**WHAT IS EXPECTED:**
Repeat the listing word for word. No pictures belong in the copy.
— start DATA FOR THE TASK —
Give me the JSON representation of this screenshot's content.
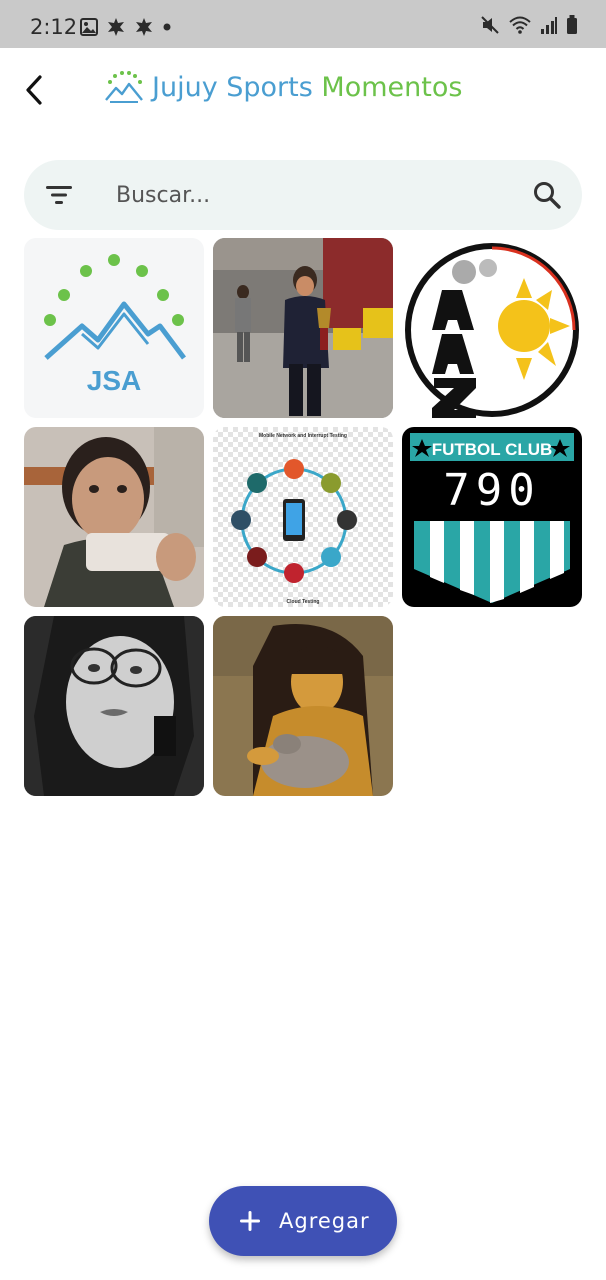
{
  "status_bar": {
    "time": "2:12",
    "left_icons": [
      "image-icon",
      "leaf-icon",
      "leaf-icon",
      "dot-icon"
    ],
    "right_icons": [
      "mute-icon",
      "wifi-icon",
      "signal-icon",
      "battery-icon"
    ]
  },
  "app_bar": {
    "back_icon": "chevron-left-icon",
    "title_part1": "Jujuy Sports",
    "title_part2": "Momentos",
    "title_color1": "#4a9ed1",
    "title_color2": "#6cc24a"
  },
  "search": {
    "placeholder": "Buscar...",
    "value": "",
    "filter_icon": "filter-icon",
    "search_icon": "search-icon"
  },
  "gallery": {
    "logo_jsa_text": "JSA",
    "diagram_title": "Mobile Network and Interrupt Testing",
    "diagram_bottom": "Cloud Testing",
    "club_title": "FUTBOL CLUB",
    "club_number": "790"
  },
  "fab": {
    "label": "Agregar",
    "icon": "plus-icon",
    "color": "#3f51b5"
  }
}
— end DATA FOR THE TASK —
**WRITTEN SOLUTION:**
Give me the JSON representation of this screenshot's content.
{
  "status_bar": {
    "time": "2:12",
    "left_icons": [
      "image-icon",
      "leaf-icon",
      "leaf-icon",
      "dot-icon"
    ],
    "right_icons": [
      "mute-icon",
      "wifi-icon",
      "signal-icon",
      "battery-icon"
    ]
  },
  "app_bar": {
    "back_icon": "chevron-left-icon",
    "title_part1": "Jujuy Sports",
    "title_part2": "Momentos",
    "title_color1": "#4a9ed1",
    "title_color2": "#6cc24a"
  },
  "search": {
    "placeholder": "Buscar...",
    "value": "",
    "filter_icon": "filter-icon",
    "search_icon": "search-icon"
  },
  "gallery": {
    "logo_jsa_text": "JSA",
    "diagram_title": "Mobile Network and Interrupt Testing",
    "diagram_bottom": "Cloud Testing",
    "club_title": "FUTBOL CLUB",
    "club_number": "790"
  },
  "fab": {
    "label": "Agregar",
    "icon": "plus-icon",
    "color": "#3f51b5"
  }
}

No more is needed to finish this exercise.